◆ Objective ◆
For each line below that includes the word "Satyra", make a copy.

Dataset items
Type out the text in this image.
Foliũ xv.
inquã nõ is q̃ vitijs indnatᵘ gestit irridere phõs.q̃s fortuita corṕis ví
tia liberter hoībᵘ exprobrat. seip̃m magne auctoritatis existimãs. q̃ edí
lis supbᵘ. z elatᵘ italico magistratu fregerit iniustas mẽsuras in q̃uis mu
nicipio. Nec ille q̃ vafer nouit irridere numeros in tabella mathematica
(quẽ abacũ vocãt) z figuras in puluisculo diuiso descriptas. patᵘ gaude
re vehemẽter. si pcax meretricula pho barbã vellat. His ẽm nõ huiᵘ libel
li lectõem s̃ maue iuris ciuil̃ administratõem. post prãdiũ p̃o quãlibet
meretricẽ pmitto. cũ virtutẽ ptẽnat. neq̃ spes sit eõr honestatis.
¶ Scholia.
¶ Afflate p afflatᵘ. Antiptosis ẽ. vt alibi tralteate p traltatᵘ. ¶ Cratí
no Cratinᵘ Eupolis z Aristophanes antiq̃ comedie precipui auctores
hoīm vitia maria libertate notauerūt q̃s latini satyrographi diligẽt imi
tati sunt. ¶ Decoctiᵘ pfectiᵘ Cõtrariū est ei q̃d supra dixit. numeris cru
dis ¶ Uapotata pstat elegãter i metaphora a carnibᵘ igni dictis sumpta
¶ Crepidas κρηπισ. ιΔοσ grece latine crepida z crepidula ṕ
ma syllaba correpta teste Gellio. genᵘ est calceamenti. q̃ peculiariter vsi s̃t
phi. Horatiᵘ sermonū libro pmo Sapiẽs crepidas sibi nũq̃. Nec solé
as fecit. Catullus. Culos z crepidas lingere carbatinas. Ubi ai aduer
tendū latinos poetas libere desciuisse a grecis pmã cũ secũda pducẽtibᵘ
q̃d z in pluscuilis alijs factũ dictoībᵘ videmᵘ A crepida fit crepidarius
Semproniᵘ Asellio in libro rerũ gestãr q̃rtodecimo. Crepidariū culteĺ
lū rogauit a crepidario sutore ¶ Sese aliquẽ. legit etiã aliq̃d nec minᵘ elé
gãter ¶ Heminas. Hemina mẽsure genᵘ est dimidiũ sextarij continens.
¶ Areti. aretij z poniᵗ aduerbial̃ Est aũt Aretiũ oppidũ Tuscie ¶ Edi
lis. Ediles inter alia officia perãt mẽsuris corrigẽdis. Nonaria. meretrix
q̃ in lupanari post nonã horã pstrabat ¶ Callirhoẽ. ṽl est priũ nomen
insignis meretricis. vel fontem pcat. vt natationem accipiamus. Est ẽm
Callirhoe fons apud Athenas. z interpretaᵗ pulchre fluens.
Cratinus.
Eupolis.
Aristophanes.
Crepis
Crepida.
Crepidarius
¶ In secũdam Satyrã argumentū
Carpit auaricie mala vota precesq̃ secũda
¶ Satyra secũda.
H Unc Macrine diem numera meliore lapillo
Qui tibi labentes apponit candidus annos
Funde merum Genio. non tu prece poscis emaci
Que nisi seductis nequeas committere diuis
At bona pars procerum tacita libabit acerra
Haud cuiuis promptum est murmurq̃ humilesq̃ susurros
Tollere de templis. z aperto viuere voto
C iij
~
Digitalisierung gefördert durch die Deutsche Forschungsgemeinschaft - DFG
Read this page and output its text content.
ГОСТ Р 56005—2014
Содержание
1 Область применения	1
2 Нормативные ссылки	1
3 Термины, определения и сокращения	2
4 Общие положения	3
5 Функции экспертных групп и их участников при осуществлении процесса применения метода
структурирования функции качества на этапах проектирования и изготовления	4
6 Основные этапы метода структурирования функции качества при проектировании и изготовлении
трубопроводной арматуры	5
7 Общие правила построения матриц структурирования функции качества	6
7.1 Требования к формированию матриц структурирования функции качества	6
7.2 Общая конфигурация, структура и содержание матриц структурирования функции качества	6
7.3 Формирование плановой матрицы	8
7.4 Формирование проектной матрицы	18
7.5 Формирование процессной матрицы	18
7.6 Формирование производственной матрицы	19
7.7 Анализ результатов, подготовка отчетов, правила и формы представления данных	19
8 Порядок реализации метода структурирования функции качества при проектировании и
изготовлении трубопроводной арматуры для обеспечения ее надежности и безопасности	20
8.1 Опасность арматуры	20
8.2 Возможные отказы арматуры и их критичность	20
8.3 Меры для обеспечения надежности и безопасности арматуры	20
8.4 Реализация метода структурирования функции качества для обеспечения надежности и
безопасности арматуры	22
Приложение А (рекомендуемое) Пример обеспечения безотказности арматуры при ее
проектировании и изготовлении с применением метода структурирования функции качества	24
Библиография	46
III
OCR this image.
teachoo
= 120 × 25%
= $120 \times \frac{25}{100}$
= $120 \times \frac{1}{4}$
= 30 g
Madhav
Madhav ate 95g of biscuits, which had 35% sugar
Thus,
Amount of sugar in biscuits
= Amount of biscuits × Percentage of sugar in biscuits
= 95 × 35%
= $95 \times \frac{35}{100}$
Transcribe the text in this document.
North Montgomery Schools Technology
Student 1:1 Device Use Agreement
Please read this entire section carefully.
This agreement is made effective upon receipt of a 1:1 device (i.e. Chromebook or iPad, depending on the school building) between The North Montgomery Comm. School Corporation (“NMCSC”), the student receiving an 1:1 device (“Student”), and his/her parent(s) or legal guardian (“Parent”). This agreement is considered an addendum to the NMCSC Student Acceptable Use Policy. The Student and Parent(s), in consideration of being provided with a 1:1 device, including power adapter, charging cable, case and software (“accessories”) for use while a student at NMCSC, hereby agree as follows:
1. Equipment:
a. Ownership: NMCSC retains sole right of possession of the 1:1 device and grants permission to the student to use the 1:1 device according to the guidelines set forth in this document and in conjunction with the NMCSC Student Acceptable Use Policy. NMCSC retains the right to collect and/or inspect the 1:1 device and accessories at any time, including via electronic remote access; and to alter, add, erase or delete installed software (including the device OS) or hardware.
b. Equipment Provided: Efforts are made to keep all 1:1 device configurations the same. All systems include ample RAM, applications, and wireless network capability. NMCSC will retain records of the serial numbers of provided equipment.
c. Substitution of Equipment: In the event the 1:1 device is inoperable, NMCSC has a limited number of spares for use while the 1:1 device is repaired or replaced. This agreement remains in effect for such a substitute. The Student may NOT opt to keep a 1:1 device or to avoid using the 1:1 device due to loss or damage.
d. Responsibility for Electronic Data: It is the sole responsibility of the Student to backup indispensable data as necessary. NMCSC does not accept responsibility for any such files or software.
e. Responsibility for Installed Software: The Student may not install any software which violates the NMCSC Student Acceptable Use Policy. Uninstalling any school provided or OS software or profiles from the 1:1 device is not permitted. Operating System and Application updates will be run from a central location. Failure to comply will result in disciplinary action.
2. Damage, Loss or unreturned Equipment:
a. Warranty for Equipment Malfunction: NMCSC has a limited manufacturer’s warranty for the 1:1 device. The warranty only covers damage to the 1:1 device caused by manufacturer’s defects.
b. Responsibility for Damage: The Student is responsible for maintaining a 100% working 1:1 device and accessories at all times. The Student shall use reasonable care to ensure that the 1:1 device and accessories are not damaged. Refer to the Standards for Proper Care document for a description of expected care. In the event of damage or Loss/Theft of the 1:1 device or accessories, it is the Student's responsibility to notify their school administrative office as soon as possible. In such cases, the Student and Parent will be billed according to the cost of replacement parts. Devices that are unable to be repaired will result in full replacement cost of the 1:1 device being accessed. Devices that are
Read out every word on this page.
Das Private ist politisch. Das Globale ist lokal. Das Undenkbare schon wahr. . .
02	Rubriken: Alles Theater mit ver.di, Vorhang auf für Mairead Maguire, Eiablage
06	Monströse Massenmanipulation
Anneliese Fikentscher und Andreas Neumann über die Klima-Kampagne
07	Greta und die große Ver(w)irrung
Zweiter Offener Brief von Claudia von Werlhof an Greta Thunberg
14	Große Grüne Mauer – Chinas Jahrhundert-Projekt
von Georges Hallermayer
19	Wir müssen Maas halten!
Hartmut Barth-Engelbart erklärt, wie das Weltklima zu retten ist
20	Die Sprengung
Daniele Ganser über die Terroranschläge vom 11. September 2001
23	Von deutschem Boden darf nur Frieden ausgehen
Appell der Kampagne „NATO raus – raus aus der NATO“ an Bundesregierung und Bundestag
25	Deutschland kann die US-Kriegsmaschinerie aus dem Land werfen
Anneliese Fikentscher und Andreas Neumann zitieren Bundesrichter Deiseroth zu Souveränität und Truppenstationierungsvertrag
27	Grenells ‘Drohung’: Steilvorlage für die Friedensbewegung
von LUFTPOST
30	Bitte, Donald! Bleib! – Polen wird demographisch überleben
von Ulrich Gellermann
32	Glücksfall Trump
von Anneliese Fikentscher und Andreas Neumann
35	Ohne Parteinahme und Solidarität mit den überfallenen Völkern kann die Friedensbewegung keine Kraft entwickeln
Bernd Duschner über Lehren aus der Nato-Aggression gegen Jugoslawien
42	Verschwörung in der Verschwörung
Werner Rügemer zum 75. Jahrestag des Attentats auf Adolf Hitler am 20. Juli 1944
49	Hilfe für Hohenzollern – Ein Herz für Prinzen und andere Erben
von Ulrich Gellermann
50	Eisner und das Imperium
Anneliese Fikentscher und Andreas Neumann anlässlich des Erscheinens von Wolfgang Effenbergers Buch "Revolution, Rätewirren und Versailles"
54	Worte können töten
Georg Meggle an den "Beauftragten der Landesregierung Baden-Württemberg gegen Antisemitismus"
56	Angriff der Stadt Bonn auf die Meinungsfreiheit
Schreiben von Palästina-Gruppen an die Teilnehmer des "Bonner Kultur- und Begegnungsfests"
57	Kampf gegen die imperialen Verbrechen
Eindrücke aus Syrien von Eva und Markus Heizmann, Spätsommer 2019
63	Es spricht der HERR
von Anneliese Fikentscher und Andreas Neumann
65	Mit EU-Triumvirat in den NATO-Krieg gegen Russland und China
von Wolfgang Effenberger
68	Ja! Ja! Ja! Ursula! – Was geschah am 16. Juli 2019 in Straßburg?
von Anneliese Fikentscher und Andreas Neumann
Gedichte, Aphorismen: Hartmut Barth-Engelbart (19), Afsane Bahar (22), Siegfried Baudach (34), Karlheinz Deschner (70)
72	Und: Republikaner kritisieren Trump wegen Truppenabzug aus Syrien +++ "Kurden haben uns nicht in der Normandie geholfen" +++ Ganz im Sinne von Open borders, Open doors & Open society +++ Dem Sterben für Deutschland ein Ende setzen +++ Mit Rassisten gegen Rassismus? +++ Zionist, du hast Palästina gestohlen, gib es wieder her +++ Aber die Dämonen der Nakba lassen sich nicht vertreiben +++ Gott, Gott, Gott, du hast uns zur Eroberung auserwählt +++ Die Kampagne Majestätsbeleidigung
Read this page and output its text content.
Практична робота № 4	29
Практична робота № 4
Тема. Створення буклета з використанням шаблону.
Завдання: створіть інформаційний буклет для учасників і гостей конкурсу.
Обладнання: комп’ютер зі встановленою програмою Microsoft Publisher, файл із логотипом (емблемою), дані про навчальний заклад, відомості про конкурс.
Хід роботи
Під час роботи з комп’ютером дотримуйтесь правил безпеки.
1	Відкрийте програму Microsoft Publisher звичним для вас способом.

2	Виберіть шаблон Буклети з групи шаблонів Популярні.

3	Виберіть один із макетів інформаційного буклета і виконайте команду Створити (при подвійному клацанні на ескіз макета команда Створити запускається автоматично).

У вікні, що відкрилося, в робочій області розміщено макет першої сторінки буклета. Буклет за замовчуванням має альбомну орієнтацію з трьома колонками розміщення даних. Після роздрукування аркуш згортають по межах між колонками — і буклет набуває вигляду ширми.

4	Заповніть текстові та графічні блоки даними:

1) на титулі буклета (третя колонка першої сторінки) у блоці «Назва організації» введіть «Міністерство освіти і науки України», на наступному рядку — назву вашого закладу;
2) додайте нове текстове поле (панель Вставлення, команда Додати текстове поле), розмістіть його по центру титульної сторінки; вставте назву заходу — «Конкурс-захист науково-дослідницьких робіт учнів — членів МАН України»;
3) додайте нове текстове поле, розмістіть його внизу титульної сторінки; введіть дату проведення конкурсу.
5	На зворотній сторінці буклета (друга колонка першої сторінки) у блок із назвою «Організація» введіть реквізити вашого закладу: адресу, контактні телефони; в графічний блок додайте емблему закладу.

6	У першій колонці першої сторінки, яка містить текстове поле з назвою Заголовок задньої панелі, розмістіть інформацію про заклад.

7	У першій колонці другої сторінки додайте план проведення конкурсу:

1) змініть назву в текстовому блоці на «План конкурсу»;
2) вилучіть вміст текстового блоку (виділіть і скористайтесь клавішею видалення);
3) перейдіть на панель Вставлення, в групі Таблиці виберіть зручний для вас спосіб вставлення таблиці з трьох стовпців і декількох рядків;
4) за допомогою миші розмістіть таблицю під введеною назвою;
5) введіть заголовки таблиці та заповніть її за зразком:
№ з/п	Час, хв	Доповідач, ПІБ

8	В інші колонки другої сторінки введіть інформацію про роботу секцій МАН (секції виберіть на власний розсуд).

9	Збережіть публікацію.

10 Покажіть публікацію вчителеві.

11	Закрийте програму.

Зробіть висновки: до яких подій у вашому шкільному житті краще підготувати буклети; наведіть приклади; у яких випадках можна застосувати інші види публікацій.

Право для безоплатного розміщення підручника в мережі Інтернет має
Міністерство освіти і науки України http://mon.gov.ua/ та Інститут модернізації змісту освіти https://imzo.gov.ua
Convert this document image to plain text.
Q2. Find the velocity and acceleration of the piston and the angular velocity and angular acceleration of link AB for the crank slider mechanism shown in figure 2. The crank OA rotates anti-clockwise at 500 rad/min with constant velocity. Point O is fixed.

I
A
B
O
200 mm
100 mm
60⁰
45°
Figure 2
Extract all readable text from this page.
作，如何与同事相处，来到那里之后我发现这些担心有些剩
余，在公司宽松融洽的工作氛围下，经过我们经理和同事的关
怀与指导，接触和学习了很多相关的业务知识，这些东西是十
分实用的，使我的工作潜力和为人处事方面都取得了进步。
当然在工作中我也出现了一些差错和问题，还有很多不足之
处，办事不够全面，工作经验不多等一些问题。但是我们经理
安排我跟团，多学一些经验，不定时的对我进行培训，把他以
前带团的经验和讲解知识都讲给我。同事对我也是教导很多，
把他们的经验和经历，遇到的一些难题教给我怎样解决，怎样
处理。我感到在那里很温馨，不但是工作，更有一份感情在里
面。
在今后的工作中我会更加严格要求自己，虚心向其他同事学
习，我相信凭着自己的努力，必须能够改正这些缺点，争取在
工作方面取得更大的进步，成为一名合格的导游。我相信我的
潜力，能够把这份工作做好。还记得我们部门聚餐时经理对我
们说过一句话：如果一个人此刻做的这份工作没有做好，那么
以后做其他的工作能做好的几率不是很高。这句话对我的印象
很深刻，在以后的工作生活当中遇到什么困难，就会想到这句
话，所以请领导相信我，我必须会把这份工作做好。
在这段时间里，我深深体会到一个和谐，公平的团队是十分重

◆ Result of the exercise ◆
¶ In secũdam Satyrã argumentū
¶ Satyra secũda.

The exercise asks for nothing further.